++++ Input rows
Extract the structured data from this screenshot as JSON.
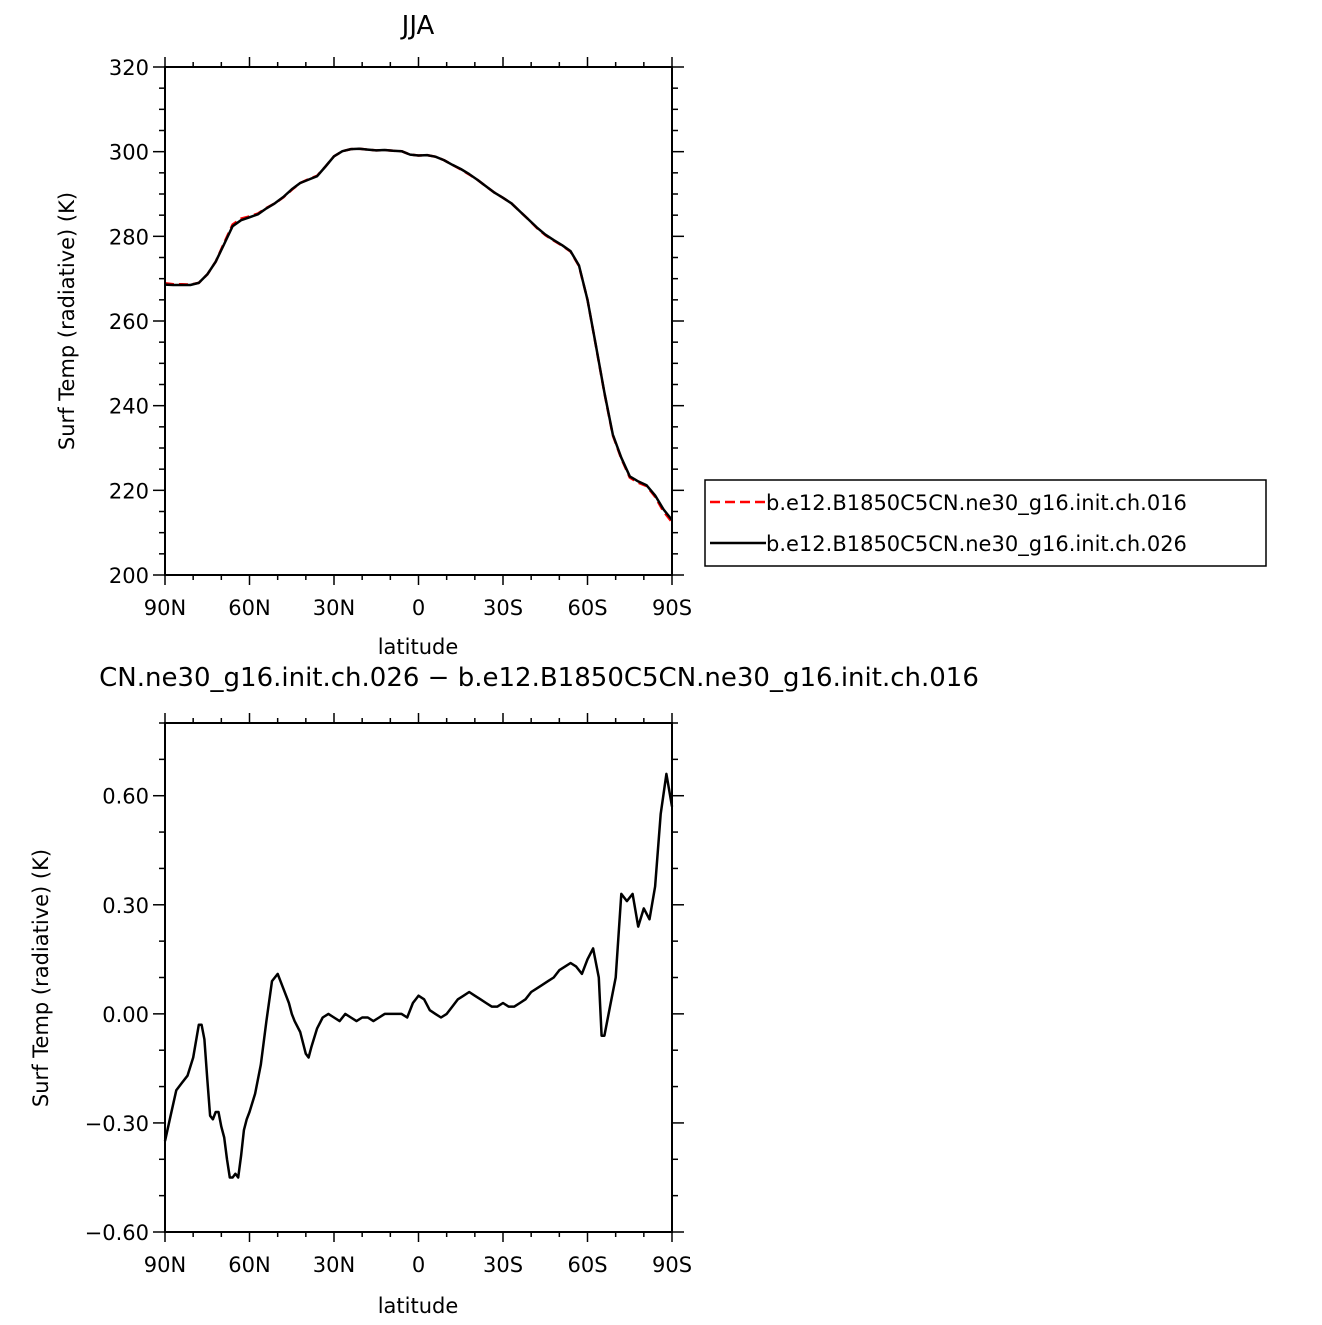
{
  "colors": {
    "series_a": "#ff0000",
    "series_b": "#000000"
  },
  "chart_data": [
    {
      "type": "line",
      "title": "JJA",
      "xlabel": "latitude",
      "ylabel": "Surf Temp (radiative) (K)",
      "xlim": [
        90,
        -90
      ],
      "ylim": [
        200,
        320
      ],
      "xticks": [
        {
          "value": 90,
          "label": "90N"
        },
        {
          "value": 60,
          "label": "60N"
        },
        {
          "value": 30,
          "label": "30N"
        },
        {
          "value": 0,
          "label": "0"
        },
        {
          "value": -30,
          "label": "30S"
        },
        {
          "value": -60,
          "label": "60S"
        },
        {
          "value": -90,
          "label": "90S"
        }
      ],
      "yticks": [
        {
          "value": 200,
          "label": "200"
        },
        {
          "value": 220,
          "label": "220"
        },
        {
          "value": 240,
          "label": "240"
        },
        {
          "value": 260,
          "label": "260"
        },
        {
          "value": 280,
          "label": "280"
        },
        {
          "value": 300,
          "label": "300"
        },
        {
          "value": 320,
          "label": "320"
        }
      ],
      "legend": {
        "position": "right"
      },
      "x": [
        90,
        87,
        84,
        81,
        78,
        75,
        72,
        69,
        66,
        63,
        60,
        57,
        54,
        51,
        48,
        45,
        42,
        39,
        36,
        33,
        30,
        27,
        24,
        21,
        18,
        15,
        12,
        9,
        6,
        3,
        0,
        -3,
        -6,
        -9,
        -12,
        -15,
        -18,
        -21,
        -24,
        -27,
        -30,
        -33,
        -36,
        -39,
        -42,
        -45,
        -48,
        -51,
        -54,
        -57,
        -60,
        -63,
        -66,
        -69,
        -72,
        -75,
        -78,
        -81,
        -84,
        -87,
        -90
      ],
      "series": [
        {
          "name": "b.e12.B1850C5CN.ne30_g16.init.ch.016",
          "style": "dashed",
          "color": "#ff0000",
          "values": [
            268.9,
            268.7,
            268.7,
            268.6,
            269.0,
            271.0,
            274.0,
            278.5,
            282.8,
            284.2,
            284.7,
            285.4,
            286.7,
            287.8,
            289.2,
            291.0,
            292.6,
            293.5,
            294.3,
            296.5,
            298.9,
            300.1,
            300.6,
            300.7,
            300.5,
            300.3,
            300.4,
            300.2,
            300.1,
            299.3,
            299.1,
            299.2,
            298.8,
            298.0,
            296.9,
            295.8,
            294.6,
            293.3,
            291.8,
            290.3,
            289.1,
            287.8,
            285.9,
            284.0,
            282.0,
            280.3,
            279.0,
            277.8,
            276.4,
            273.0,
            265.0,
            254.0,
            243.0,
            233.0,
            227.5,
            223.0,
            221.8,
            221.0,
            218.5,
            215.0,
            212.5
          ]
        },
        {
          "name": "b.e12.B1850C5CN.ne30_g16.init.ch.026",
          "style": "solid",
          "color": "#000000",
          "values": [
            268.6,
            268.5,
            268.5,
            268.5,
            269.0,
            271.0,
            274.0,
            278.2,
            282.4,
            283.8,
            284.5,
            285.2,
            286.6,
            287.8,
            289.3,
            291.1,
            292.6,
            293.4,
            294.2,
            296.5,
            298.9,
            300.1,
            300.6,
            300.7,
            300.5,
            300.3,
            300.4,
            300.2,
            300.1,
            299.3,
            299.1,
            299.2,
            298.8,
            298.0,
            296.9,
            295.9,
            294.7,
            293.3,
            291.8,
            290.3,
            289.1,
            287.8,
            285.9,
            284.0,
            282.1,
            280.4,
            279.1,
            277.9,
            276.5,
            273.1,
            265.0,
            254.1,
            243.1,
            233.2,
            227.7,
            223.3,
            222.1,
            221.2,
            218.8,
            215.5,
            213.0
          ]
        }
      ]
    },
    {
      "type": "line",
      "title": "CN.ne30_g16.init.ch.026 − b.e12.B1850C5CN.ne30_g16.init.ch.016",
      "xlabel": "latitude",
      "ylabel": "Surf Temp (radiative) (K)",
      "xlim": [
        90,
        -90
      ],
      "ylim": [
        -0.6,
        0.8
      ],
      "xticks": [
        {
          "value": 90,
          "label": "90N"
        },
        {
          "value": 60,
          "label": "60N"
        },
        {
          "value": 30,
          "label": "30N"
        },
        {
          "value": 0,
          "label": "0"
        },
        {
          "value": -30,
          "label": "30S"
        },
        {
          "value": -60,
          "label": "60S"
        },
        {
          "value": -90,
          "label": "90S"
        }
      ],
      "yticks": [
        {
          "value": -0.6,
          "label": "−0.60"
        },
        {
          "value": -0.3,
          "label": "−0.30"
        },
        {
          "value": 0.0,
          "label": "0.00"
        },
        {
          "value": 0.3,
          "label": "0.30"
        },
        {
          "value": 0.6,
          "label": "0.60"
        }
      ],
      "x": [
        90,
        88,
        86,
        84,
        82,
        80,
        78,
        77,
        76,
        75,
        74,
        73,
        72,
        71,
        70,
        69,
        68,
        67,
        66,
        65,
        64,
        63,
        62,
        61,
        60,
        58,
        56,
        54,
        52,
        50,
        48,
        47,
        46,
        45,
        44,
        42,
        40,
        39,
        38,
        36,
        34,
        32,
        30,
        28,
        26,
        24,
        22,
        20,
        18,
        16,
        14,
        12,
        10,
        8,
        6,
        4,
        2,
        0,
        -2,
        -4,
        -6,
        -8,
        -10,
        -12,
        -14,
        -16,
        -18,
        -20,
        -22,
        -24,
        -26,
        -28,
        -30,
        -32,
        -34,
        -36,
        -38,
        -40,
        -42,
        -44,
        -46,
        -48,
        -50,
        -52,
        -54,
        -56,
        -58,
        -60,
        -62,
        -64,
        -65,
        -66,
        -68,
        -70,
        -72,
        -74,
        -76,
        -78,
        -80,
        -82,
        -84,
        -86,
        -88,
        -90
      ],
      "series": [
        {
          "name": "",
          "style": "solid",
          "color": "#000000",
          "values": [
            -0.35,
            -0.28,
            -0.21,
            -0.19,
            -0.17,
            -0.12,
            -0.03,
            -0.03,
            -0.07,
            -0.18,
            -0.28,
            -0.29,
            -0.27,
            -0.27,
            -0.31,
            -0.34,
            -0.4,
            -0.45,
            -0.45,
            -0.44,
            -0.45,
            -0.39,
            -0.32,
            -0.29,
            -0.27,
            -0.22,
            -0.14,
            -0.02,
            0.09,
            0.11,
            0.07,
            0.05,
            0.03,
            0.0,
            -0.02,
            -0.05,
            -0.11,
            -0.12,
            -0.09,
            -0.04,
            -0.01,
            0.0,
            -0.01,
            -0.02,
            0.0,
            -0.01,
            -0.02,
            -0.01,
            -0.01,
            -0.02,
            -0.01,
            0.0,
            0.0,
            0.0,
            0.0,
            -0.01,
            0.03,
            0.05,
            0.04,
            0.01,
            0.0,
            -0.01,
            0.0,
            0.02,
            0.04,
            0.05,
            0.06,
            0.05,
            0.04,
            0.03,
            0.02,
            0.02,
            0.03,
            0.02,
            0.02,
            0.03,
            0.04,
            0.06,
            0.07,
            0.08,
            0.09,
            0.1,
            0.12,
            0.13,
            0.14,
            0.13,
            0.11,
            0.15,
            0.18,
            0.1,
            -0.06,
            -0.06,
            0.02,
            0.1,
            0.33,
            0.31,
            0.33,
            0.24,
            0.29,
            0.26,
            0.35,
            0.55,
            0.66,
            0.57
          ]
        }
      ]
    }
  ]
}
++++++++
Description of the task
Reproduce all of the data exactly; the pictures do not belong in the copy.

Worked answer
Extract the structured data from this screenshot as JSON.
{
  "colors": {
    "series_a": "#ff0000",
    "series_b": "#000000"
  },
  "chart_data": [
    {
      "type": "line",
      "title": "JJA",
      "xlabel": "latitude",
      "ylabel": "Surf Temp (radiative) (K)",
      "xlim": [
        90,
        -90
      ],
      "ylim": [
        200,
        320
      ],
      "xticks": [
        {
          "value": 90,
          "label": "90N"
        },
        {
          "value": 60,
          "label": "60N"
        },
        {
          "value": 30,
          "label": "30N"
        },
        {
          "value": 0,
          "label": "0"
        },
        {
          "value": -30,
          "label": "30S"
        },
        {
          "value": -60,
          "label": "60S"
        },
        {
          "value": -90,
          "label": "90S"
        }
      ],
      "yticks": [
        {
          "value": 200,
          "label": "200"
        },
        {
          "value": 220,
          "label": "220"
        },
        {
          "value": 240,
          "label": "240"
        },
        {
          "value": 260,
          "label": "260"
        },
        {
          "value": 280,
          "label": "280"
        },
        {
          "value": 300,
          "label": "300"
        },
        {
          "value": 320,
          "label": "320"
        }
      ],
      "legend": {
        "position": "right"
      },
      "x": [
        90,
        87,
        84,
        81,
        78,
        75,
        72,
        69,
        66,
        63,
        60,
        57,
        54,
        51,
        48,
        45,
        42,
        39,
        36,
        33,
        30,
        27,
        24,
        21,
        18,
        15,
        12,
        9,
        6,
        3,
        0,
        -3,
        -6,
        -9,
        -12,
        -15,
        -18,
        -21,
        -24,
        -27,
        -30,
        -33,
        -36,
        -39,
        -42,
        -45,
        -48,
        -51,
        -54,
        -57,
        -60,
        -63,
        -66,
        -69,
        -72,
        -75,
        -78,
        -81,
        -84,
        -87,
        -90
      ],
      "series": [
        {
          "name": "b.e12.B1850C5CN.ne30_g16.init.ch.016",
          "style": "dashed",
          "color": "#ff0000",
          "values": [
            268.9,
            268.7,
            268.7,
            268.6,
            269.0,
            271.0,
            274.0,
            278.5,
            282.8,
            284.2,
            284.7,
            285.4,
            286.7,
            287.8,
            289.2,
            291.0,
            292.6,
            293.5,
            294.3,
            296.5,
            298.9,
            300.1,
            300.6,
            300.7,
            300.5,
            300.3,
            300.4,
            300.2,
            300.1,
            299.3,
            299.1,
            299.2,
            298.8,
            298.0,
            296.9,
            295.8,
            294.6,
            293.3,
            291.8,
            290.3,
            289.1,
            287.8,
            285.9,
            284.0,
            282.0,
            280.3,
            279.0,
            277.8,
            276.4,
            273.0,
            265.0,
            254.0,
            243.0,
            233.0,
            227.5,
            223.0,
            221.8,
            221.0,
            218.5,
            215.0,
            212.5
          ]
        },
        {
          "name": "b.e12.B1850C5CN.ne30_g16.init.ch.026",
          "style": "solid",
          "color": "#000000",
          "values": [
            268.6,
            268.5,
            268.5,
            268.5,
            269.0,
            271.0,
            274.0,
            278.2,
            282.4,
            283.8,
            284.5,
            285.2,
            286.6,
            287.8,
            289.3,
            291.1,
            292.6,
            293.4,
            294.2,
            296.5,
            298.9,
            300.1,
            300.6,
            300.7,
            300.5,
            300.3,
            300.4,
            300.2,
            300.1,
            299.3,
            299.1,
            299.2,
            298.8,
            298.0,
            296.9,
            295.9,
            294.7,
            293.3,
            291.8,
            290.3,
            289.1,
            287.8,
            285.9,
            284.0,
            282.1,
            280.4,
            279.1,
            277.9,
            276.5,
            273.1,
            265.0,
            254.1,
            243.1,
            233.2,
            227.7,
            223.3,
            222.1,
            221.2,
            218.8,
            215.5,
            213.0
          ]
        }
      ]
    },
    {
      "type": "line",
      "title": "CN.ne30_g16.init.ch.026 − b.e12.B1850C5CN.ne30_g16.init.ch.016",
      "xlabel": "latitude",
      "ylabel": "Surf Temp (radiative) (K)",
      "xlim": [
        90,
        -90
      ],
      "ylim": [
        -0.6,
        0.8
      ],
      "xticks": [
        {
          "value": 90,
          "label": "90N"
        },
        {
          "value": 60,
          "label": "60N"
        },
        {
          "value": 30,
          "label": "30N"
        },
        {
          "value": 0,
          "label": "0"
        },
        {
          "value": -30,
          "label": "30S"
        },
        {
          "value": -60,
          "label": "60S"
        },
        {
          "value": -90,
          "label": "90S"
        }
      ],
      "yticks": [
        {
          "value": -0.6,
          "label": "−0.60"
        },
        {
          "value": -0.3,
          "label": "−0.30"
        },
        {
          "value": 0.0,
          "label": "0.00"
        },
        {
          "value": 0.3,
          "label": "0.30"
        },
        {
          "value": 0.6,
          "label": "0.60"
        }
      ],
      "x": [
        90,
        88,
        86,
        84,
        82,
        80,
        78,
        77,
        76,
        75,
        74,
        73,
        72,
        71,
        70,
        69,
        68,
        67,
        66,
        65,
        64,
        63,
        62,
        61,
        60,
        58,
        56,
        54,
        52,
        50,
        48,
        47,
        46,
        45,
        44,
        42,
        40,
        39,
        38,
        36,
        34,
        32,
        30,
        28,
        26,
        24,
        22,
        20,
        18,
        16,
        14,
        12,
        10,
        8,
        6,
        4,
        2,
        0,
        -2,
        -4,
        -6,
        -8,
        -10,
        -12,
        -14,
        -16,
        -18,
        -20,
        -22,
        -24,
        -26,
        -28,
        -30,
        -32,
        -34,
        -36,
        -38,
        -40,
        -42,
        -44,
        -46,
        -48,
        -50,
        -52,
        -54,
        -56,
        -58,
        -60,
        -62,
        -64,
        -65,
        -66,
        -68,
        -70,
        -72,
        -74,
        -76,
        -78,
        -80,
        -82,
        -84,
        -86,
        -88,
        -90
      ],
      "series": [
        {
          "name": "",
          "style": "solid",
          "color": "#000000",
          "values": [
            -0.35,
            -0.28,
            -0.21,
            -0.19,
            -0.17,
            -0.12,
            -0.03,
            -0.03,
            -0.07,
            -0.18,
            -0.28,
            -0.29,
            -0.27,
            -0.27,
            -0.31,
            -0.34,
            -0.4,
            -0.45,
            -0.45,
            -0.44,
            -0.45,
            -0.39,
            -0.32,
            -0.29,
            -0.27,
            -0.22,
            -0.14,
            -0.02,
            0.09,
            0.11,
            0.07,
            0.05,
            0.03,
            0.0,
            -0.02,
            -0.05,
            -0.11,
            -0.12,
            -0.09,
            -0.04,
            -0.01,
            0.0,
            -0.01,
            -0.02,
            0.0,
            -0.01,
            -0.02,
            -0.01,
            -0.01,
            -0.02,
            -0.01,
            0.0,
            0.0,
            0.0,
            0.0,
            -0.01,
            0.03,
            0.05,
            0.04,
            0.01,
            0.0,
            -0.01,
            0.0,
            0.02,
            0.04,
            0.05,
            0.06,
            0.05,
            0.04,
            0.03,
            0.02,
            0.02,
            0.03,
            0.02,
            0.02,
            0.03,
            0.04,
            0.06,
            0.07,
            0.08,
            0.09,
            0.1,
            0.12,
            0.13,
            0.14,
            0.13,
            0.11,
            0.15,
            0.18,
            0.1,
            -0.06,
            -0.06,
            0.02,
            0.1,
            0.33,
            0.31,
            0.33,
            0.24,
            0.29,
            0.26,
            0.35,
            0.55,
            0.66,
            0.57
          ]
        }
      ]
    }
  ]
}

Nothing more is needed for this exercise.